SET EXERCISE: Reproduce all records exactly.
#### SOURCE DATA ####
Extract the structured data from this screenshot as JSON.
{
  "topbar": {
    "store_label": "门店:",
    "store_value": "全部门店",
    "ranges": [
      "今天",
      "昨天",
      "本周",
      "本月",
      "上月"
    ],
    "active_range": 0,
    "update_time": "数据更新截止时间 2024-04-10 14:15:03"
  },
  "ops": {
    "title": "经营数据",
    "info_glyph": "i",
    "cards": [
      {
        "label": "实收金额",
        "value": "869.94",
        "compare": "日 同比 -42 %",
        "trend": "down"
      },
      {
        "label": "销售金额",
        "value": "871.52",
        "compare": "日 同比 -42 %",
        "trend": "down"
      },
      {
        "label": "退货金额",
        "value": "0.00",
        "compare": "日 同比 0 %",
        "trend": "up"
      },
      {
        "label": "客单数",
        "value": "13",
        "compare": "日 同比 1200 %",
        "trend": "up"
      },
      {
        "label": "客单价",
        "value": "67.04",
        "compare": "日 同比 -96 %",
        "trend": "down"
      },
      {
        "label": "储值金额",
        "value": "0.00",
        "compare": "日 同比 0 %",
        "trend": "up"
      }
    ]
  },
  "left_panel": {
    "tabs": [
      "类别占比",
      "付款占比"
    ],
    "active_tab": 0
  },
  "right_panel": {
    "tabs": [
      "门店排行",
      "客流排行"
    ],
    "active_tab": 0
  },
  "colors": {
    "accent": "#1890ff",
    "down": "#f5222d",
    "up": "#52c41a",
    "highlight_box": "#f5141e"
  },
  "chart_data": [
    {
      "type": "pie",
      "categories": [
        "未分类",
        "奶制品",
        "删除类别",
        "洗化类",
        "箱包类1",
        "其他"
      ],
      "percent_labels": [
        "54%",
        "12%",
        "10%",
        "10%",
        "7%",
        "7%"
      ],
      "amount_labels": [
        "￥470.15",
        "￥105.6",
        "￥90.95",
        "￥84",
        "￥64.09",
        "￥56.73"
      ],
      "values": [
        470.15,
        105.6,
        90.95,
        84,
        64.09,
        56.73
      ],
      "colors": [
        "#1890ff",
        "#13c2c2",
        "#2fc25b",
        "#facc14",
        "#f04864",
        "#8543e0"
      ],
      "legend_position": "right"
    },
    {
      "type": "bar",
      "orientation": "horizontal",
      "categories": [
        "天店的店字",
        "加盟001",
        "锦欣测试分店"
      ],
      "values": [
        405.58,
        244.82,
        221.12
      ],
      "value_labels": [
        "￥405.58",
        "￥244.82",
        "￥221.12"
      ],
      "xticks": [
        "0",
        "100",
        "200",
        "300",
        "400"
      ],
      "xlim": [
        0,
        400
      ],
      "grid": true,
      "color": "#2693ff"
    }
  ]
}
####
COMPLETED EXERCISE:
Extract the structured data from this screenshot as JSON.
{
  "topbar": {
    "store_label": "门店:",
    "store_value": "全部门店",
    "ranges": [
      "今天",
      "昨天",
      "本周",
      "本月",
      "上月"
    ],
    "active_range": 0,
    "update_time": "数据更新截止时间 2024-04-10 14:15:03"
  },
  "ops": {
    "title": "经营数据",
    "info_glyph": "i",
    "cards": [
      {
        "label": "实收金额",
        "value": "869.94",
        "compare": "日 同比 -42 %",
        "trend": "down"
      },
      {
        "label": "销售金额",
        "value": "871.52",
        "compare": "日 同比 -42 %",
        "trend": "down"
      },
      {
        "label": "退货金额",
        "value": "0.00",
        "compare": "日 同比 0 %",
        "trend": "up"
      },
      {
        "label": "客单数",
        "value": "13",
        "compare": "日 同比 1200 %",
        "trend": "up"
      },
      {
        "label": "客单价",
        "value": "67.04",
        "compare": "日 同比 -96 %",
        "trend": "down"
      },
      {
        "label": "储值金额",
        "value": "0.00",
        "compare": "日 同比 0 %",
        "trend": "up"
      }
    ]
  },
  "left_panel": {
    "tabs": [
      "类别占比",
      "付款占比"
    ],
    "active_tab": 0
  },
  "right_panel": {
    "tabs": [
      "门店排行",
      "客流排行"
    ],
    "active_tab": 0
  },
  "colors": {
    "accent": "#1890ff",
    "down": "#f5222d",
    "up": "#52c41a",
    "highlight_box": "#f5141e"
  },
  "chart_data": [
    {
      "type": "pie",
      "categories": [
        "未分类",
        "奶制品",
        "删除类别",
        "洗化类",
        "箱包类1",
        "其他"
      ],
      "percent_labels": [
        "54%",
        "12%",
        "10%",
        "10%",
        "7%",
        "7%"
      ],
      "amount_labels": [
        "￥470.15",
        "￥105.6",
        "￥90.95",
        "￥84",
        "￥64.09",
        "￥56.73"
      ],
      "values": [
        470.15,
        105.6,
        90.95,
        84,
        64.09,
        56.73
      ],
      "colors": [
        "#1890ff",
        "#13c2c2",
        "#2fc25b",
        "#facc14",
        "#f04864",
        "#8543e0"
      ],
      "legend_position": "right"
    },
    {
      "type": "bar",
      "orientation": "horizontal",
      "categories": [
        "天店的店字",
        "加盟001",
        "锦欣测试分店"
      ],
      "values": [
        405.58,
        244.82,
        221.12
      ],
      "value_labels": [
        "￥405.58",
        "￥244.82",
        "￥221.12"
      ],
      "xticks": [
        "0",
        "100",
        "200",
        "300",
        "400"
      ],
      "xlim": [
        0,
        400
      ],
      "grid": true,
      "color": "#2693ff"
    }
  ]
}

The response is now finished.